__TASK TO CARRY OUT__
Do not include the pictures; repeat the rest of the data exactly.

———

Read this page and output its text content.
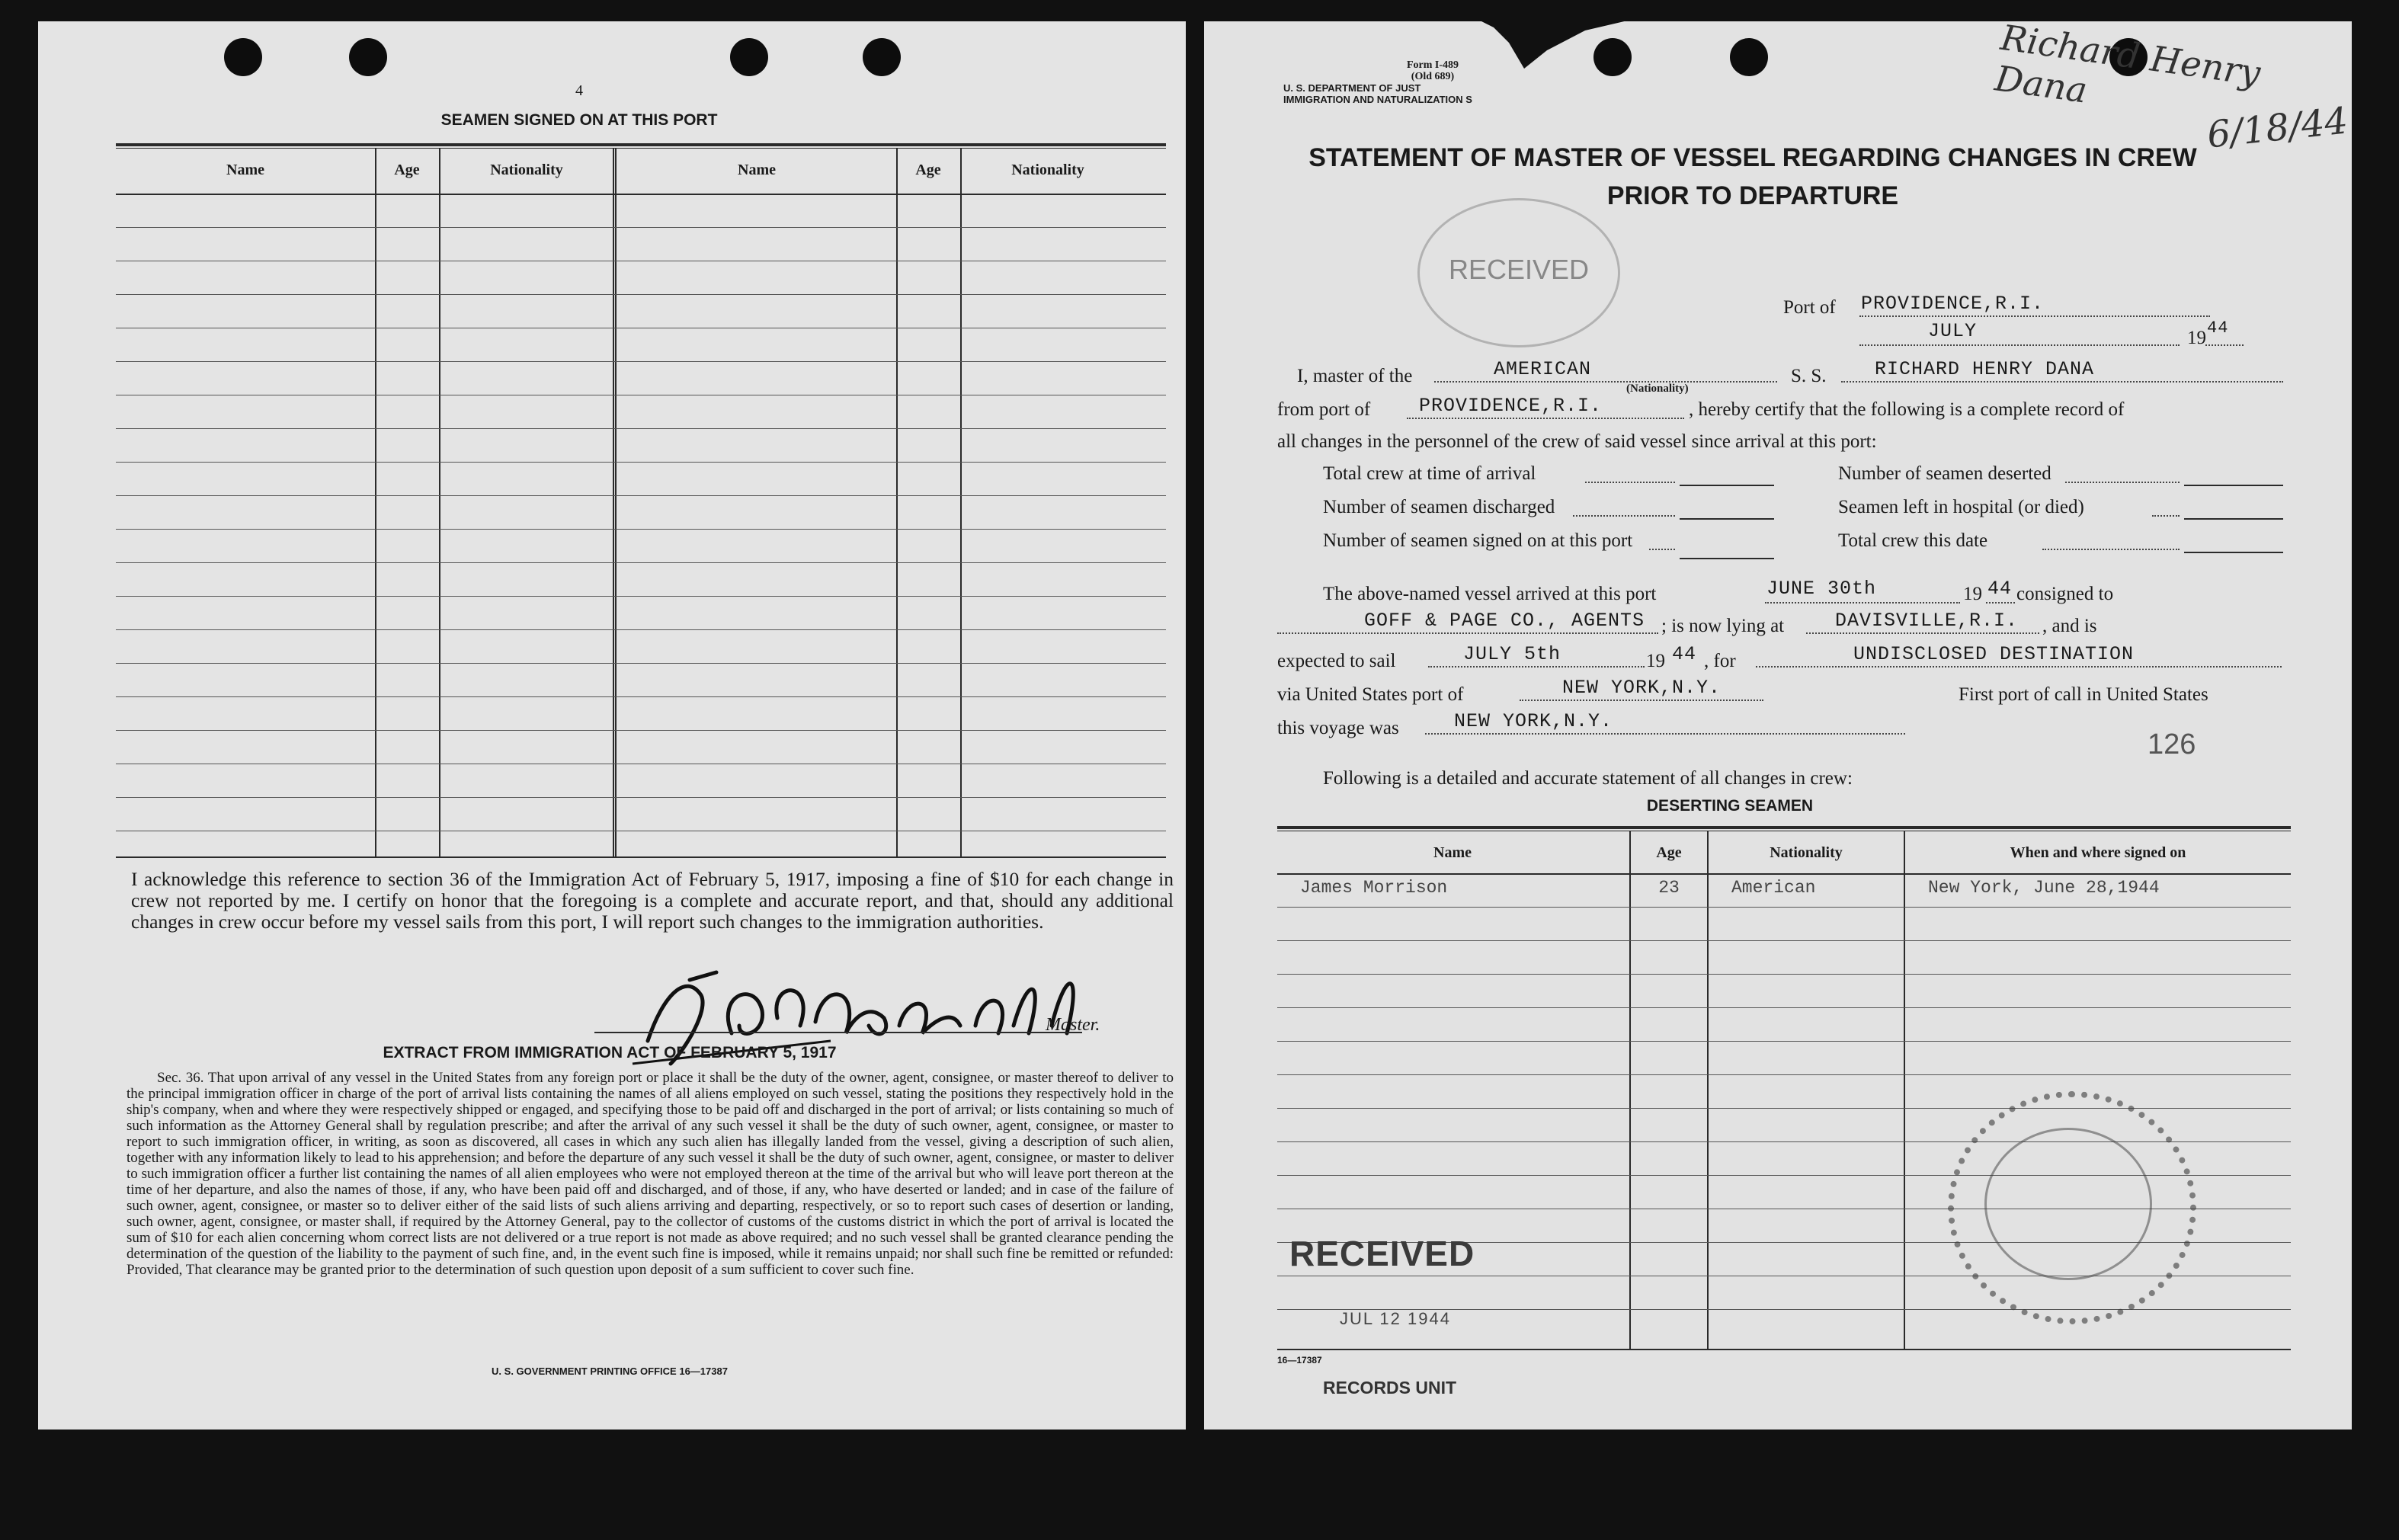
4
SEAMEN SIGNED ON AT THIS PORT
Name	Age	Nationality	Name	Age	Nationality

I acknowledge this reference to section 36 of the Immigration Act of February 5, 1917, imposing a fine of $10 for each change in crew not reported by me. I certify on honor that the foregoing is a complete and accurate report, and that, should any additional changes in crew occur before my vessel sails from this port, I will report such changes to the immigration authorities.

Master.
EXTRACT FROM IMMIGRATION ACT OF FEBRUARY 5, 1917

Sec. 36. That upon arrival of any vessel in the United States from any foreign port or place it shall be the duty of the owner, agent, consignee, or master thereof to deliver to the principal immigration officer in charge of the port of arrival lists containing the names of all aliens employed on such vessel, stating the positions they respectively hold in the ship's company, when and where they were respectively shipped or engaged, and specifying those to be paid off and discharged in the port of arrival; or lists containing so much of such information as the Attorney General shall by regulation prescribe; and after the arrival of any such vessel it shall be the duty of such owner, agent, consignee, or master to report to such immigration officer, in writing, as soon as discovered, all cases in which any such alien has illegally landed from the vessel, giving a description of such alien, together with any information likely to lead to his apprehension; and before the departure of any such vessel it shall be the duty of such owner, agent, consignee, or master to deliver to such immigration officer a further list containing the names of all alien employees who were not employed thereon at the time of the arrival but who will leave port thereon at the time of her departure, and also the names of those, if any, who have been paid off and discharged, and of those, if any, who have deserted or landed; and in case of the failure of such owner, agent, consignee, or master so to deliver either of the said lists of such aliens arriving and departing, respectively, or so to report such cases of desertion or landing, such owner, agent, consignee, or master shall, if required by the Attorney General, pay to the collector of customs of the customs district in which the port of arrival is located the sum of $10 for each alien concerning whom correct lists are not delivered or a true report is not made as above required; and no such vessel shall be granted clearance pending the determination of the question of the liability to the payment of such fine, and, in the event such fine is imposed, while it remains unpaid; nor shall such fine be remitted or refunded: Provided, That clearance may be granted prior to the determination of such question upon deposit of a sum sufficient to cover such fine.

U. S. GOVERNMENT PRINTING OFFICE 16—17387
Form I-489
(Old 689)
U. S. DEPARTMENT OF JUST
IMMIGRATION AND NATURALIZATION S
Richard Henry Dana
6/18/44
STATEMENT OF MASTER OF VESSEL REGARDING CHANGES IN CREW
PRIOR TO DEPARTURE
RECEIVED
Port of PROVIDENCE,R.I.
JULY	19 44
I, master of the	AMERICAN	S. S.	RICHARD HENRY DANA
from port of
(Nationality)
PROVIDENCE,R.I.	, hereby certify that the following is a complete record of
all changes in the personnel of the crew of said vessel since arrival at this port:
Total crew at time of arrival
Number of seamen discharged
Number of seamen signed on at this port
Number of seamen deserted
Seamen left in hospital (or died)
Total crew this date
The above-named vessel arrived at this port	JUNE 30th	19 44 consigned to
GOFF & PAGE CO., AGENTS ; is now lying at	DAVISVILLE,R.I. , and is
expected to sail	JULY 5th	19 44 , for	UNDISCLOSED DESTINATION
via United States port of	NEW YORK,N.Y.	First port of call in United States
this voyage was	NEW YORK,N.Y.
126
Following is a detailed and accurate statement of all changes in crew:
DESERTING SEAMEN
Name	Age	Nationality	When and where signed on
James Morrison	23	American	New York, June 28,1944
RECEIVED
JUL 12 1944
16—17387
RECORDS UNIT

———

__OUTPUT__
Read this page and output its text content.
4
SEAMEN SIGNED ON AT THIS PORT
Name	Age	Nationality	Name	Age	Nationality

I acknowledge this reference to section 36 of the Immigration Act of February 5, 1917, imposing a fine of $10 for each change in crew not reported by me. I certify on honor that the foregoing is a complete and accurate report, and that, should any additional changes in crew occur before my vessel sails from this port, I will report such changes to the immigration authorities.

Master.
EXTRACT FROM IMMIGRATION ACT OF FEBRUARY 5, 1917

Sec. 36. That upon arrival of any vessel in the United States from any foreign port or place it shall be the duty of the owner, agent, consignee, or master thereof to deliver to the principal immigration officer in charge of the port of arrival lists containing the names of all aliens employed on such vessel, stating the positions they respectively hold in the ship's company, when and where they were respectively shipped or engaged, and specifying those to be paid off and discharged in the port of arrival; or lists containing so much of such information as the Attorney General shall by regulation prescribe; and after the arrival of any such vessel it shall be the duty of such owner, agent, consignee, or master to report to such immigration officer, in writing, as soon as discovered, all cases in which any such alien has illegally landed from the vessel, giving a description of such alien, together with any information likely to lead to his apprehension; and before the departure of any such vessel it shall be the duty of such owner, agent, consignee, or master to deliver to such immigration officer a further list containing the names of all alien employees who were not employed thereon at the time of the arrival but who will leave port thereon at the time of her departure, and also the names of those, if any, who have been paid off and discharged, and of those, if any, who have deserted or landed; and in case of the failure of such owner, agent, consignee, or master so to deliver either of the said lists of such aliens arriving and departing, respectively, or so to report such cases of desertion or landing, such owner, agent, consignee, or master shall, if required by the Attorney General, pay to the collector of customs of the customs district in which the port of arrival is located the sum of $10 for each alien concerning whom correct lists are not delivered or a true report is not made as above required; and no such vessel shall be granted clearance pending the determination of the question of the liability to the payment of such fine, and, in the event such fine is imposed, while it remains unpaid; nor shall such fine be remitted or refunded: Provided, That clearance may be granted prior to the determination of such question upon deposit of a sum sufficient to cover such fine.

U. S. GOVERNMENT PRINTING OFFICE 16—17387
Form I-489
(Old 689)
U. S. DEPARTMENT OF JUST
IMMIGRATION AND NATURALIZATION S
Richard Henry Dana
6/18/44
STATEMENT OF MASTER OF VESSEL REGARDING CHANGES IN CREW
PRIOR TO DEPARTURE
RECEIVED
Port of PROVIDENCE,R.I.
JULY	19 44
I, master of the	AMERICAN	S. S.	RICHARD HENRY DANA
from port of
(Nationality)
PROVIDENCE,R.I.	, hereby certify that the following is a complete record of
all changes in the personnel of the crew of said vessel since arrival at this port:
Total crew at time of arrival
Number of seamen discharged
Number of seamen signed on at this port
Number of seamen deserted
Seamen left in hospital (or died)
Total crew this date
The above-named vessel arrived at this port	JUNE 30th	19 44 consigned to
GOFF & PAGE CO., AGENTS ; is now lying at	DAVISVILLE,R.I. , and is
expected to sail	JULY 5th	19 44 , for	UNDISCLOSED DESTINATION
via United States port of	NEW YORK,N.Y.	First port of call in United States
this voyage was	NEW YORK,N.Y.
126
Following is a detailed and accurate statement of all changes in crew:
DESERTING SEAMEN
Name	Age	Nationality	When and where signed on
James Morrison	23	American	New York, June 28,1944
RECEIVED
JUL 12 1944
16—17387
RECORDS UNIT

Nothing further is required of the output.